◆ Short exercise ◆
Count how many lines contain the word "Potatoes". Please give only the number.

◆ Items ◆
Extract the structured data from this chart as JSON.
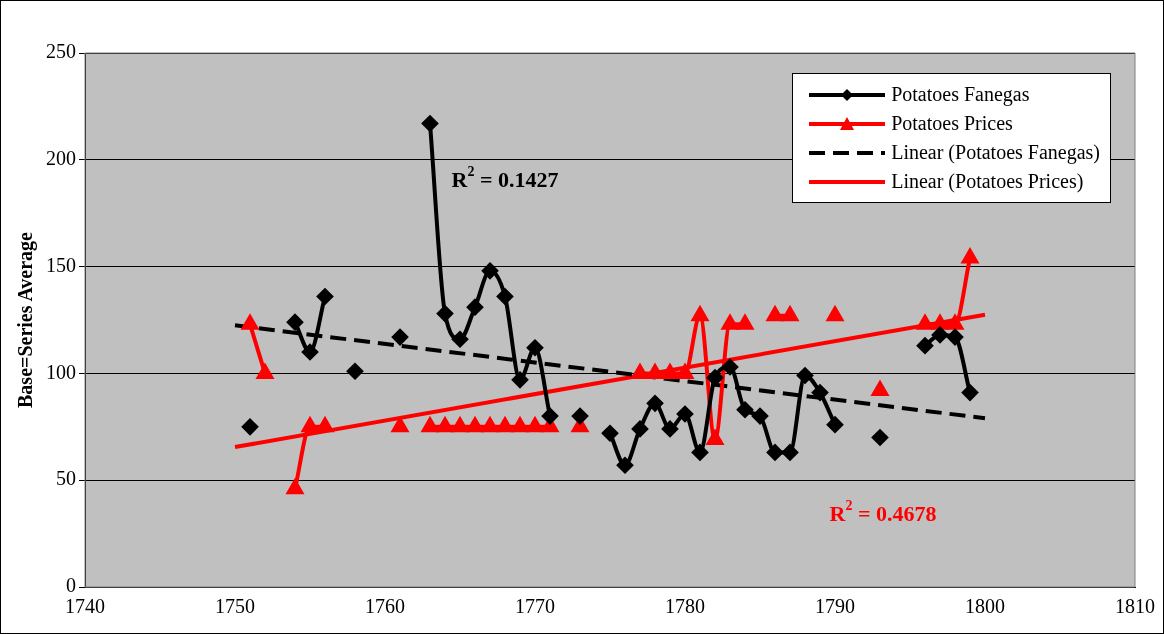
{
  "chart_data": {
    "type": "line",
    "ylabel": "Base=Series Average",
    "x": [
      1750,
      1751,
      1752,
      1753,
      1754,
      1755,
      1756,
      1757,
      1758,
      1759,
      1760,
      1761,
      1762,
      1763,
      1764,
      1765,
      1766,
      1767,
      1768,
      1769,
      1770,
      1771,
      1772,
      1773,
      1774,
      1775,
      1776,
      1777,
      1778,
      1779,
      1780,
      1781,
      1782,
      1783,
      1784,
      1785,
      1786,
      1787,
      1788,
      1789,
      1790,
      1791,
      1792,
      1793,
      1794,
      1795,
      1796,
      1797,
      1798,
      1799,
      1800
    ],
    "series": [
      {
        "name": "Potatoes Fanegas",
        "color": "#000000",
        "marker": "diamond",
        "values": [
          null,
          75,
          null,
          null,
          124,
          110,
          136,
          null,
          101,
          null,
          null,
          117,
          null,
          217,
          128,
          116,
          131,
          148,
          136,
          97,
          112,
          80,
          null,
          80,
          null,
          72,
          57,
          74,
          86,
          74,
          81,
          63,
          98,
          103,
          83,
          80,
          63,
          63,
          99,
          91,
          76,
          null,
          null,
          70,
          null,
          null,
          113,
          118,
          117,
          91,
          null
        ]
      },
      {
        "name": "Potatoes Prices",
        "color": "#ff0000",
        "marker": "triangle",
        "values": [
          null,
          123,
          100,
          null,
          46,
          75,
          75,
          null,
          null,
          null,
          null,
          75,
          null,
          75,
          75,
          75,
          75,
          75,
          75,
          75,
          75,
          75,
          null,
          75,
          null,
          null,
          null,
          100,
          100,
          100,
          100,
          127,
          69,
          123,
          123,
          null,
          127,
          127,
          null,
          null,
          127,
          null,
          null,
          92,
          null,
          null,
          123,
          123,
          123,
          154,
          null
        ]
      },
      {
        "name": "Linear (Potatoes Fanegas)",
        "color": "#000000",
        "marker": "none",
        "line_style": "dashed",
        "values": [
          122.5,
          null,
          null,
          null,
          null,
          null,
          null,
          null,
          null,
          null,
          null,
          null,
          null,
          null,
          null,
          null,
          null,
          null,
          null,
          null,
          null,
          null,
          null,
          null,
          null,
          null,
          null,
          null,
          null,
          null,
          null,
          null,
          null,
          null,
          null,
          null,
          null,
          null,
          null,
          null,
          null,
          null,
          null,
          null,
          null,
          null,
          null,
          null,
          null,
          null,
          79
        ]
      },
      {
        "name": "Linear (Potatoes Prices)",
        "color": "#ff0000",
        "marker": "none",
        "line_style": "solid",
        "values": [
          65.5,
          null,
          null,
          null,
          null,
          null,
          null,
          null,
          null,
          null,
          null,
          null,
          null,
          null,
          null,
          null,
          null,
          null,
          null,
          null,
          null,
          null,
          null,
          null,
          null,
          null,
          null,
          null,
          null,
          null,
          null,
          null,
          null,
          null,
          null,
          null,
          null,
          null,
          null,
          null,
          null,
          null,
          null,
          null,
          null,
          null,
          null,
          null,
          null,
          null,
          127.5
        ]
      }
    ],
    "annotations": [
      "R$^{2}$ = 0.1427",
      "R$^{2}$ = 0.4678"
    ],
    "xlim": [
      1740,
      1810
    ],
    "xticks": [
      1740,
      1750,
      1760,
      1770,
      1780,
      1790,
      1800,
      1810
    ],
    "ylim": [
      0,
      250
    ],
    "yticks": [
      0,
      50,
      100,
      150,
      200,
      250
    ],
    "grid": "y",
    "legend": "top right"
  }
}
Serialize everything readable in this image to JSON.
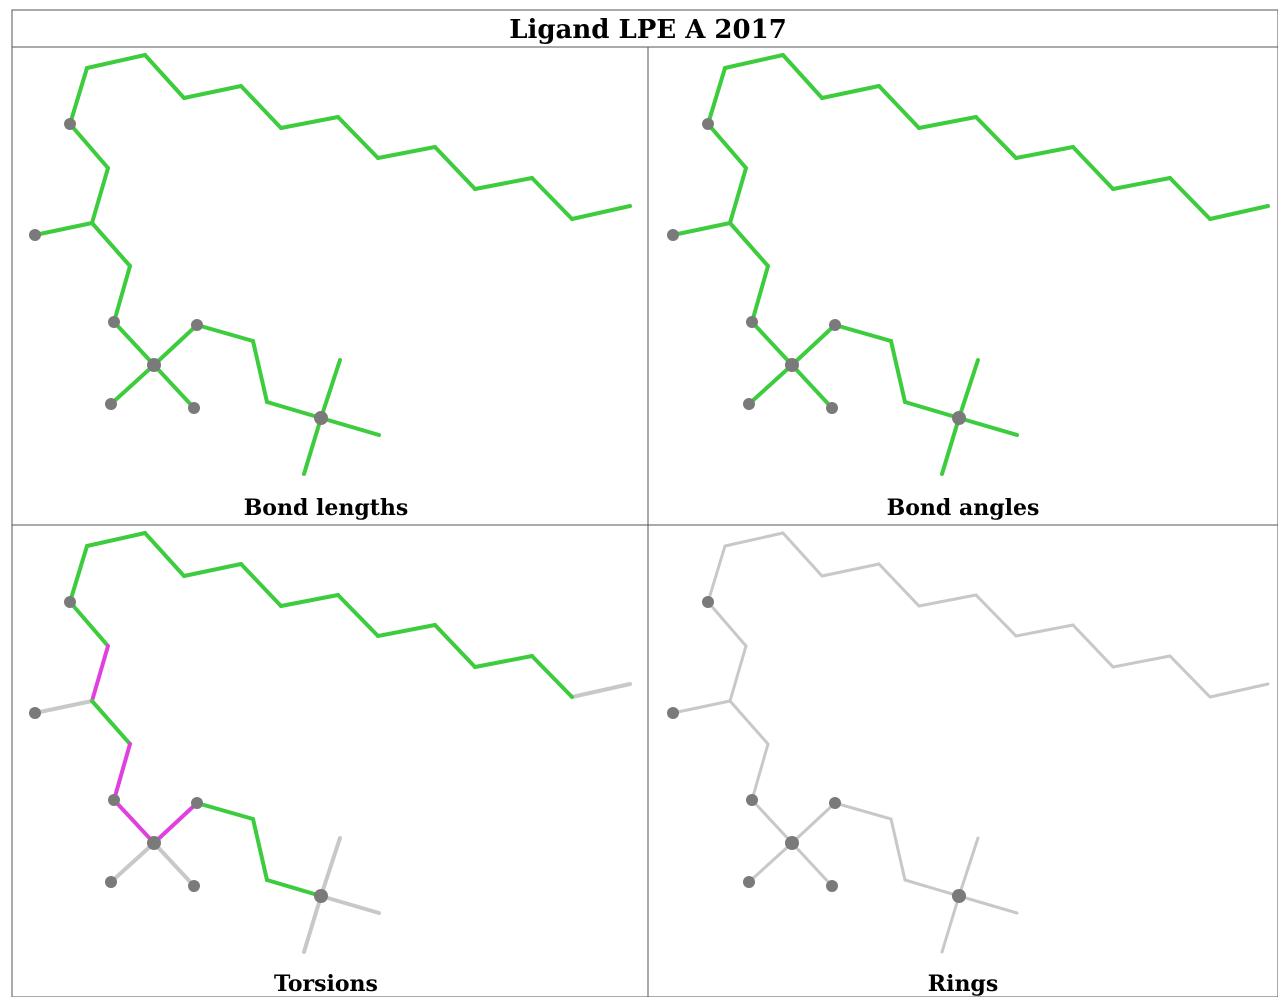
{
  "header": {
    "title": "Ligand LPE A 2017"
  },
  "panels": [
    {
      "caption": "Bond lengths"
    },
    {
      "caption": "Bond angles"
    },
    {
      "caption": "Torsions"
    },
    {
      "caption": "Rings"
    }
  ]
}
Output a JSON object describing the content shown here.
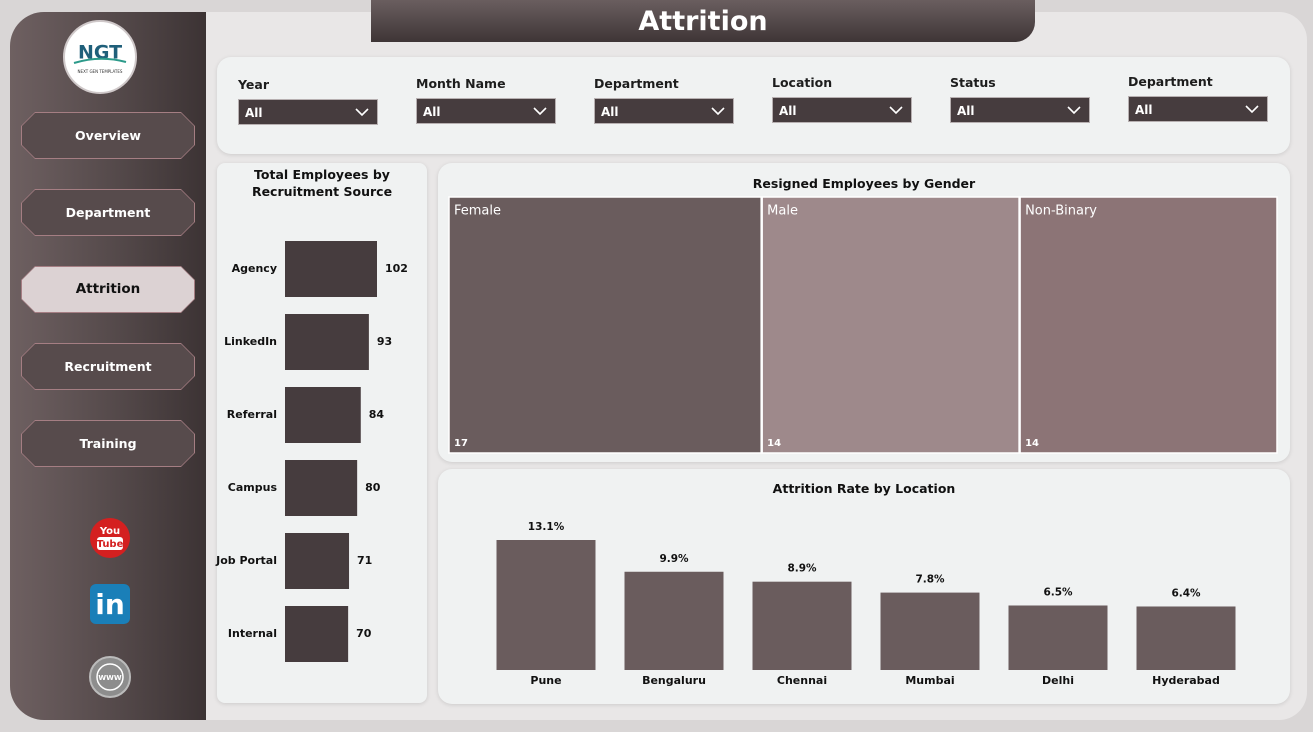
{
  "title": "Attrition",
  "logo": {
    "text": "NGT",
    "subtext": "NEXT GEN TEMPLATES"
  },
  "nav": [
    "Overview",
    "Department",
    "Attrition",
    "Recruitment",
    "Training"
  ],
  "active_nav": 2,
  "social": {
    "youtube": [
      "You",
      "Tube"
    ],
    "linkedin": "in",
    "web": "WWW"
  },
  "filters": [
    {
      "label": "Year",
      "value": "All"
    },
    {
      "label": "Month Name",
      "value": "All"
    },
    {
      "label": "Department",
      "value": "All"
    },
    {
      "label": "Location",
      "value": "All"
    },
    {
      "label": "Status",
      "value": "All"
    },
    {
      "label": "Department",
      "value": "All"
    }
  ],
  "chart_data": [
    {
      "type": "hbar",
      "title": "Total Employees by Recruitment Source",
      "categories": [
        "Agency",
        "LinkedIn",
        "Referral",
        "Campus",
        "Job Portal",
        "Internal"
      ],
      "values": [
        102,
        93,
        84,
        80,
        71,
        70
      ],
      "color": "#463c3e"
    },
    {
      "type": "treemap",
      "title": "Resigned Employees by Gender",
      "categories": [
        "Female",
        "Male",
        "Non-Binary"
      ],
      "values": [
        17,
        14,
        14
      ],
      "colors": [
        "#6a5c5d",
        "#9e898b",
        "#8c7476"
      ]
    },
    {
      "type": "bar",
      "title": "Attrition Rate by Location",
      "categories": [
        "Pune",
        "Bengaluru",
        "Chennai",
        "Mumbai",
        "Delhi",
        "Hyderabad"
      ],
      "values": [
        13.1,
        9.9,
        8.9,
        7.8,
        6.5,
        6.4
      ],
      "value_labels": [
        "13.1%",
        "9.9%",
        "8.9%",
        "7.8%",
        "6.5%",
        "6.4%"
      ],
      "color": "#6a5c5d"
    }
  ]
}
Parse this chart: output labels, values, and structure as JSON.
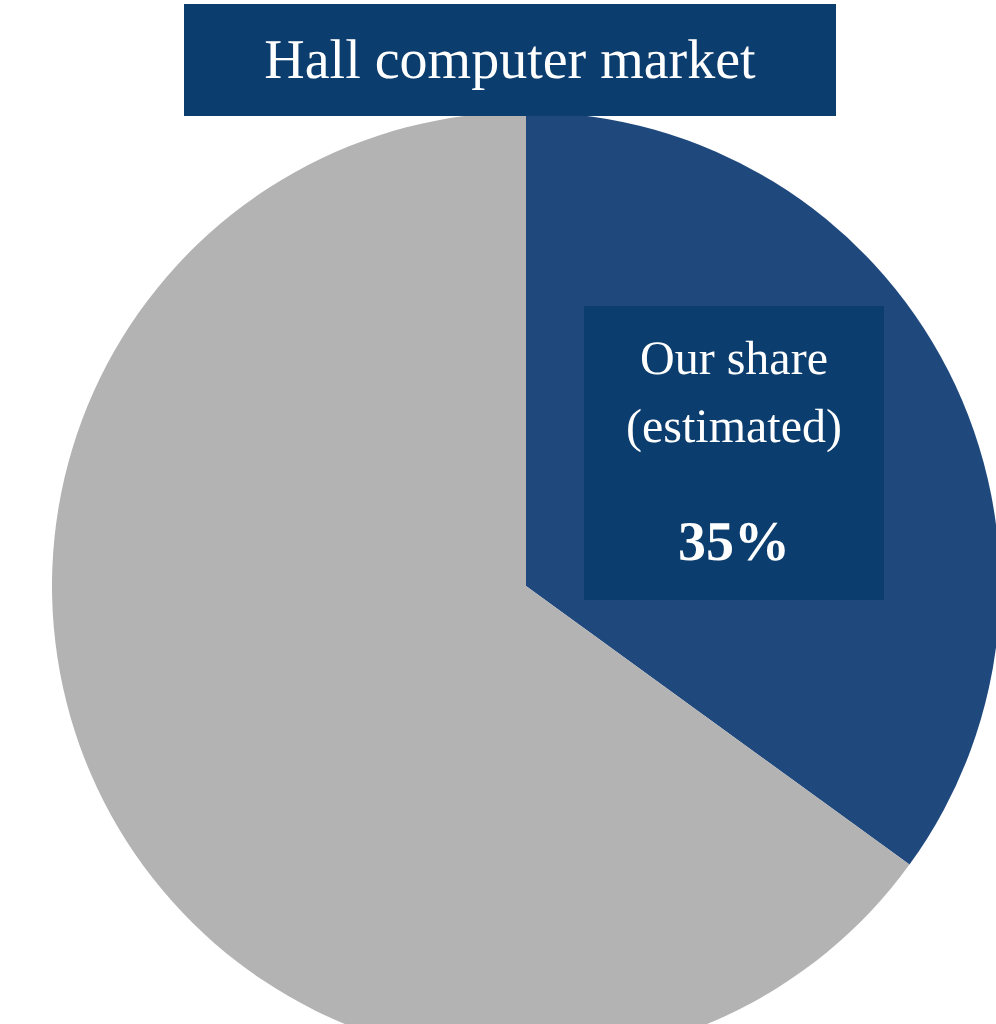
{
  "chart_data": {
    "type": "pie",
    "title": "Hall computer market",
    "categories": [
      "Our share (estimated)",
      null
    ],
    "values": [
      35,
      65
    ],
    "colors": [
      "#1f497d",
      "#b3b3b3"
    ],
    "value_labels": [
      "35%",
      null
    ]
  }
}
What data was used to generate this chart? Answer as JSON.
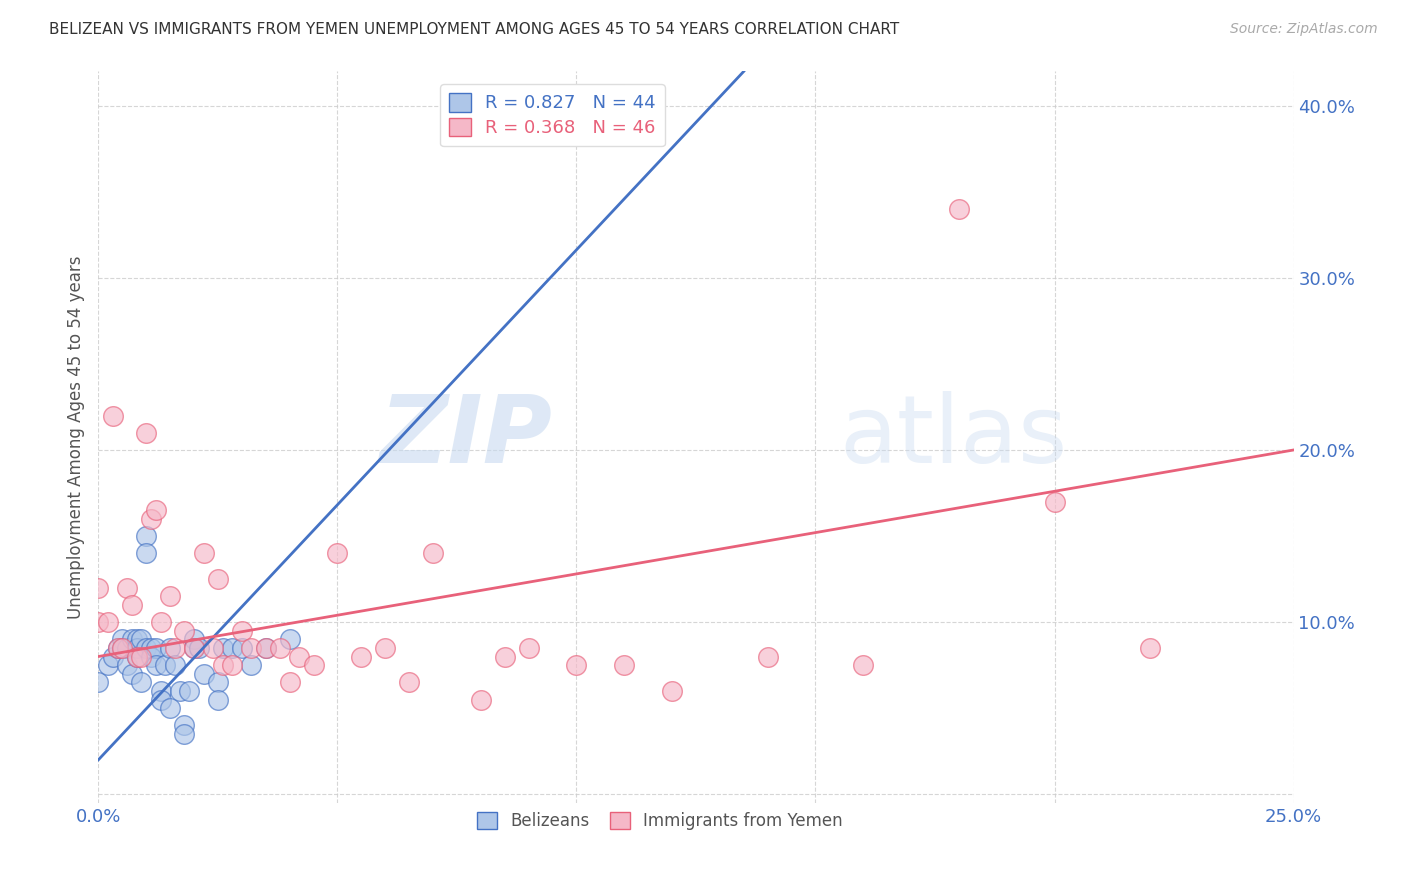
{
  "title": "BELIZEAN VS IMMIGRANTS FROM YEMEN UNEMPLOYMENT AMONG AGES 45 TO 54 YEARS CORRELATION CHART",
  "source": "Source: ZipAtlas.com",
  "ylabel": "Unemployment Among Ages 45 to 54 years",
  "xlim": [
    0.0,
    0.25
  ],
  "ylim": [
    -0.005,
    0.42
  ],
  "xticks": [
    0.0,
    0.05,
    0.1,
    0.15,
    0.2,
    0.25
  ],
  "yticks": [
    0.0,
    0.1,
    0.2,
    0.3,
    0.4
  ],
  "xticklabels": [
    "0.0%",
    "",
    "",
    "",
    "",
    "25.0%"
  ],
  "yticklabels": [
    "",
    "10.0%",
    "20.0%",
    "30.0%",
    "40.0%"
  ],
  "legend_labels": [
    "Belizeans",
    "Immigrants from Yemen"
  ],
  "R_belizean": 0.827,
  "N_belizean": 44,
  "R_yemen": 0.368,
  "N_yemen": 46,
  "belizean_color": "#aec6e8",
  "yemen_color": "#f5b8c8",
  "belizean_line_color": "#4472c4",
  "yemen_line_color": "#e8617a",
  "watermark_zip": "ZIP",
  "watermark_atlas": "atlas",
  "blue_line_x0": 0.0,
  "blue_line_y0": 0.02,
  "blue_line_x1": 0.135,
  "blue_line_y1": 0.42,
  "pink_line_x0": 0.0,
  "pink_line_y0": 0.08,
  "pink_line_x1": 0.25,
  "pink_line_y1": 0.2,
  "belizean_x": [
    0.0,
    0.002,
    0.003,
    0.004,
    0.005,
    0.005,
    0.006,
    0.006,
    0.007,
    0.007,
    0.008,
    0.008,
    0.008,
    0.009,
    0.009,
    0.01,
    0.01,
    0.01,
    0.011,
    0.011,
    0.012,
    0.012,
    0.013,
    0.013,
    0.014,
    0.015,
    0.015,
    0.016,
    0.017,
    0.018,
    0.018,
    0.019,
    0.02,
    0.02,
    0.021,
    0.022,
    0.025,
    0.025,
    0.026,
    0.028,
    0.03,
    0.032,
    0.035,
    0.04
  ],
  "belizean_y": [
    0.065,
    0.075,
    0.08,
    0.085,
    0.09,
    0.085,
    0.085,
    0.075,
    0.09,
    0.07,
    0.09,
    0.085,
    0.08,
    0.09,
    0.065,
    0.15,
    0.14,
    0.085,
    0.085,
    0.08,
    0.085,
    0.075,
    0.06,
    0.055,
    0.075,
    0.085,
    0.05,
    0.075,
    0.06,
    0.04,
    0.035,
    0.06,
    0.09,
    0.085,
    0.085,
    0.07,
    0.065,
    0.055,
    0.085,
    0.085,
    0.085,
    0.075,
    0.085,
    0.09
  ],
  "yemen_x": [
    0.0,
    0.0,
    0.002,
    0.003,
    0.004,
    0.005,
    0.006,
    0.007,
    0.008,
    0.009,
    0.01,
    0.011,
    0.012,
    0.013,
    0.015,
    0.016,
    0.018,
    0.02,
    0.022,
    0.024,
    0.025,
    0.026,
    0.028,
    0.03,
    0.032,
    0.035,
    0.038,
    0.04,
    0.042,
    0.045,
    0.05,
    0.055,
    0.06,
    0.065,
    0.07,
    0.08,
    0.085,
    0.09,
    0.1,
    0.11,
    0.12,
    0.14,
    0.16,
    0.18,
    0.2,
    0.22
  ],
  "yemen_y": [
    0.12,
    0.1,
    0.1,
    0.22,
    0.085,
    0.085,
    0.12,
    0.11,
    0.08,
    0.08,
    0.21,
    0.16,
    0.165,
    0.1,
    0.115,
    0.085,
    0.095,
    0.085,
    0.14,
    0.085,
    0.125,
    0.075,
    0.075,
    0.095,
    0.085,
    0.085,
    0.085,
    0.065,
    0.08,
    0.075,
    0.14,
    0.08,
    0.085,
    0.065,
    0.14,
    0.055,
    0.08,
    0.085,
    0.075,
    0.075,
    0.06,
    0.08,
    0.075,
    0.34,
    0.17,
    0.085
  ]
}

◆ Solution for this problem ◆
4